(Records from a dataset)
══════════════════════════════

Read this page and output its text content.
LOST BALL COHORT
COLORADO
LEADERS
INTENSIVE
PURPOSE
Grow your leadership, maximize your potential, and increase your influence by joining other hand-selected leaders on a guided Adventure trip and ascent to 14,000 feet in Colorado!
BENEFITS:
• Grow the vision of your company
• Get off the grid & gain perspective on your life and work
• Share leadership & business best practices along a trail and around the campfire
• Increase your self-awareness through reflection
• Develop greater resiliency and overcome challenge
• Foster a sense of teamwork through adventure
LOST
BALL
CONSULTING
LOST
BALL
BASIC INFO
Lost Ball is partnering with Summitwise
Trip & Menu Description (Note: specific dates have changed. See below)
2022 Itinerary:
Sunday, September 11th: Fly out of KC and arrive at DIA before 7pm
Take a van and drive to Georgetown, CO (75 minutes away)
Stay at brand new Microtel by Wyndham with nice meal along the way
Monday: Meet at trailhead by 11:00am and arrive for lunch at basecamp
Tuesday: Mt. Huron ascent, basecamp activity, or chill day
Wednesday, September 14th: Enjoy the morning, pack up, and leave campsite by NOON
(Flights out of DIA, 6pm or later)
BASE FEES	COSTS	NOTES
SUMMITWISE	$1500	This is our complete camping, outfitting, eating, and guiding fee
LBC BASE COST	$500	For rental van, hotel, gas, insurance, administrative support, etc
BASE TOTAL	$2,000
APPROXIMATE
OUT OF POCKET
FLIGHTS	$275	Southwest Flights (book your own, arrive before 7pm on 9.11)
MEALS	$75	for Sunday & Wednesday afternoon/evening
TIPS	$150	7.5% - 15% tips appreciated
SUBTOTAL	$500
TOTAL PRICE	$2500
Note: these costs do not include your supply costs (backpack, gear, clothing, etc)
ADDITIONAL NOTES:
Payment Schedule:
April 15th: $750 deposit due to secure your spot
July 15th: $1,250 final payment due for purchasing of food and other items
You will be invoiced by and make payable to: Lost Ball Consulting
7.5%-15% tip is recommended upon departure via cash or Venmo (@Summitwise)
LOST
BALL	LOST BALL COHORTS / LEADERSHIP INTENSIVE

══════════════════════════════

● **What is asked**
Above are some records; extract every one of them exactly.

● **Result for this exercise**
Read this page and output its text content.
LOST BALL COHORT
COLORADO
LEADERS
INTENSIVE
PURPOSE
Grow your leadership, maximize your potential, and increase your influence by joining other hand-selected leaders on a guided Adventure trip and ascent to 14,000 feet in Colorado!
BENEFITS:
• Grow the vision of your company
• Get off the grid & gain perspective on your life and work
• Share leadership & business best practices along a trail and around the campfire
• Increase your self-awareness through reflection
• Develop greater resiliency and overcome challenge
• Foster a sense of teamwork through adventure
LOST
BALL
CONSULTING
LOST
BALL
BASIC INFO
Lost Ball is partnering with Summitwise
Trip & Menu Description (Note: specific dates have changed. See below)
2022 Itinerary:
Sunday, September 11th: Fly out of KC and arrive at DIA before 7pm
Take a van and drive to Georgetown, CO (75 minutes away)
Stay at brand new Microtel by Wyndham with nice meal along the way
Monday: Meet at trailhead by 11:00am and arrive for lunch at basecamp
Tuesday: Mt. Huron ascent, basecamp activity, or chill day
Wednesday, September 14th: Enjoy the morning, pack up, and leave campsite by NOON
(Flights out of DIA, 6pm or later)
BASE FEES	COSTS	NOTES
SUMMITWISE	$1500	This is our complete camping, outfitting, eating, and guiding fee
LBC BASE COST	$500	For rental van, hotel, gas, insurance, administrative support, etc
BASE TOTAL	$2,000
APPROXIMATE
OUT OF POCKET
FLIGHTS	$275	Southwest Flights (book your own, arrive before 7pm on 9.11)
MEALS	$75	for Sunday & Wednesday afternoon/evening
TIPS	$150	7.5% - 15% tips appreciated
SUBTOTAL	$500
TOTAL PRICE	$2500
Note: these costs do not include your supply costs (backpack, gear, clothing, etc)
ADDITIONAL NOTES:
Payment Schedule:
April 15th: $750 deposit due to secure your spot
July 15th: $1,250 final payment due for purchasing of food and other items
You will be invoiced by and make payable to: Lost Ball Consulting
7.5%-15% tip is recommended upon departure via cash or Venmo (@Summitwise)
LOST
BALL	LOST BALL COHORTS / LEADERSHIP INTENSIVE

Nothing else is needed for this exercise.